Le député national Eric Tshikuma a déposé, mercredi dernier, une proposition de loi portant modification du Code du travail. Cette démarche parlementaire vise à répondre efficacement aux problèmes socioéconomiques, juridiques et professionnels actuels que connaît la République Démocratique du Congo.

D’après son initiateur, cette proposition de loi entend apporter plusieurs réformes : aligner le Code du travail sur la Constitution de 2006, garantir la cohérence de ses dispositions avec d’autres lois en vigueur, renforcer la protection des droits des travailleurs, et supprimer les discriminations fondées sur le sexe, l’âge ou encore d’autres facteurs.

Selui lui, le Code du travail en vigueur, adopté il y a près de huit ans, comporte d’énormes incompatibilités avec les normes juridiques supérieures et les principes constitutionnels fondamentaux. Dans cette législation, certaines dispositions empêchent l’application effective des droits des travailleurs.

« A titre illustratif, le Code du travail actuel, dans plusieurs articles nécessitant des mesures d’application, prévoit l’intervention du président de la République par décret. Or, selon l’article 92 de la Constitution, le décret relève de la compétence du premier ministre. Le président, lui, n’intervient que par ordonnance, comme le stipule l’article 79 », a-t-il expliqué.

Cependant, il estime que cette situation constitue une violation des articles 79 et 92 de la Constitution ainsi que du bicéphalisme de l’exécutif consacré par la loi fondamentale de 2006.

Eric Tshikuma soulève également des incohérences entre le Code du travail et d’autre textes législatifs, notamment la loi sur la protection de l’enfant, dont l’article 99 attribue les compétences en matière de capacité de l’enfant au tribunal pour enfants, alors que le Code du travail les confie au tribunal de paix.

« C’est une incompatibilité que nous nous avons voulu corriger », a-t-il déclaré.

S’agissant de droits de la femme, ce parlementaire juge injuste qu’une employée soit privée d’une partie de son salaire pendant son congé de maternité.

- [Informations affichées]
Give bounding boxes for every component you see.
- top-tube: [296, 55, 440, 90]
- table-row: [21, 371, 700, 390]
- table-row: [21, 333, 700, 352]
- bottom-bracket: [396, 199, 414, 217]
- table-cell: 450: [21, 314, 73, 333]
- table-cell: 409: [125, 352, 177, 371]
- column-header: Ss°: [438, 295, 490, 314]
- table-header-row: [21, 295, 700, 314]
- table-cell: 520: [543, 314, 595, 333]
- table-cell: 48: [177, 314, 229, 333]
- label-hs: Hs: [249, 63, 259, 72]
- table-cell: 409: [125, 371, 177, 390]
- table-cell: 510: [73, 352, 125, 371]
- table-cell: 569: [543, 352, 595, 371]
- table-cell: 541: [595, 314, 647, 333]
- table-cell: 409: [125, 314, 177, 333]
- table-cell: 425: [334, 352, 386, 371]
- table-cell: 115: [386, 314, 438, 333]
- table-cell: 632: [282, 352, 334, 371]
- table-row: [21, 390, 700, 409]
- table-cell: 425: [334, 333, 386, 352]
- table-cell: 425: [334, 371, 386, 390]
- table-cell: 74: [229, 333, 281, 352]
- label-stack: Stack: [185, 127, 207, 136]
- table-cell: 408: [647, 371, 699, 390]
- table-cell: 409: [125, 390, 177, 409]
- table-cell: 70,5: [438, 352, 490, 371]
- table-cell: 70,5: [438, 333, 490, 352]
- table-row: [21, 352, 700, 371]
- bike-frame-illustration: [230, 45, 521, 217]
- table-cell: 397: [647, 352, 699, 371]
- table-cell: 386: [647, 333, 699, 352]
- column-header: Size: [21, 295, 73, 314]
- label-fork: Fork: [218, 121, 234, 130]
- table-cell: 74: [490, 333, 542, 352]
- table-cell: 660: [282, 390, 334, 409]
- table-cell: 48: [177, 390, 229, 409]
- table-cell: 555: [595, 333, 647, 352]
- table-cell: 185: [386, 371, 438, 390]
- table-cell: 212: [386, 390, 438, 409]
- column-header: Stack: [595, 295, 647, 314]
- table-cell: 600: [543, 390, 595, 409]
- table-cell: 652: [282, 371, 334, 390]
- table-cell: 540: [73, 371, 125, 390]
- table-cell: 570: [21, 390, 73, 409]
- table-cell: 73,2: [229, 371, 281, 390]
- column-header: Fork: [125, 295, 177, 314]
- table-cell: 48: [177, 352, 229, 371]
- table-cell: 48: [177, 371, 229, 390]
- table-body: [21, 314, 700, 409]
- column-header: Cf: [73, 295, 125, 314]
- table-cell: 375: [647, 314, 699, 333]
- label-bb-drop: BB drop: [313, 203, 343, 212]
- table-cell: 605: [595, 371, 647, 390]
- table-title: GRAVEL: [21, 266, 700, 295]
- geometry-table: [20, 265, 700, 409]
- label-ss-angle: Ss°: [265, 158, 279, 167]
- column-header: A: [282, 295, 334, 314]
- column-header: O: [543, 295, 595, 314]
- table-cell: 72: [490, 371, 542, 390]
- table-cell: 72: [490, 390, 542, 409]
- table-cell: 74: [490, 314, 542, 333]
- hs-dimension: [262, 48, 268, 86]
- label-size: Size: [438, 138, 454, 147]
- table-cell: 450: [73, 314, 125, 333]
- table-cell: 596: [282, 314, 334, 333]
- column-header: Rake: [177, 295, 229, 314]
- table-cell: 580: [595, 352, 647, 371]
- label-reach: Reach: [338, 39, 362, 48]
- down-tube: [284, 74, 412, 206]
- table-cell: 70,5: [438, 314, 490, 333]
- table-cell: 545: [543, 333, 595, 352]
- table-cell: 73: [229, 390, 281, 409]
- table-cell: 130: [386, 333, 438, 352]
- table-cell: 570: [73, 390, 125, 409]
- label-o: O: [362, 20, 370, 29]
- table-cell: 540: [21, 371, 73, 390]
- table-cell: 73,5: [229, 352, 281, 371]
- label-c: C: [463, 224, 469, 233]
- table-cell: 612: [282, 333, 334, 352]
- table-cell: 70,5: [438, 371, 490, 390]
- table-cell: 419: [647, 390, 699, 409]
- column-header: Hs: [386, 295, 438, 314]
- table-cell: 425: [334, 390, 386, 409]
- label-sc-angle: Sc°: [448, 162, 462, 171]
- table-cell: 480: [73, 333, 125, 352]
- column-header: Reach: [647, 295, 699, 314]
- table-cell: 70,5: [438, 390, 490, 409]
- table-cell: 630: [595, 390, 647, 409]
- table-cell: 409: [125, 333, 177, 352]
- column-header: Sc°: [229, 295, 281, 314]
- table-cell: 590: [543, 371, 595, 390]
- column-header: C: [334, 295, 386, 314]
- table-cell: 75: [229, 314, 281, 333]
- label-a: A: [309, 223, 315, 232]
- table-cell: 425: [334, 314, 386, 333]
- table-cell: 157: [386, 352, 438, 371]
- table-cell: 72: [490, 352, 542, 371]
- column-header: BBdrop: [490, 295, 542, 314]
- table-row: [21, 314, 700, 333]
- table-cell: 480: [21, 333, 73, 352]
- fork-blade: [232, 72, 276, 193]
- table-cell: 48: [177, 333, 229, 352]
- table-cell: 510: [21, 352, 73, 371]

- [Travail demandé]
Reproduisez à l'identique, dans l'article sur la réforme du Code du travail, le passage qui s'ouvre sur les mots contenant « Cependant, il estime » et se clôt sur « fondamentale de 2006. ». Les enregistrements ne sont pas nécessaires ici.

- [Réponse]
Cependant, il estime que cette situation constitue une violation des articles 79 et 92 de la Constitution ainsi que du bicéphalisme de l’exécutif consacré par la loi fondamentale de 2006.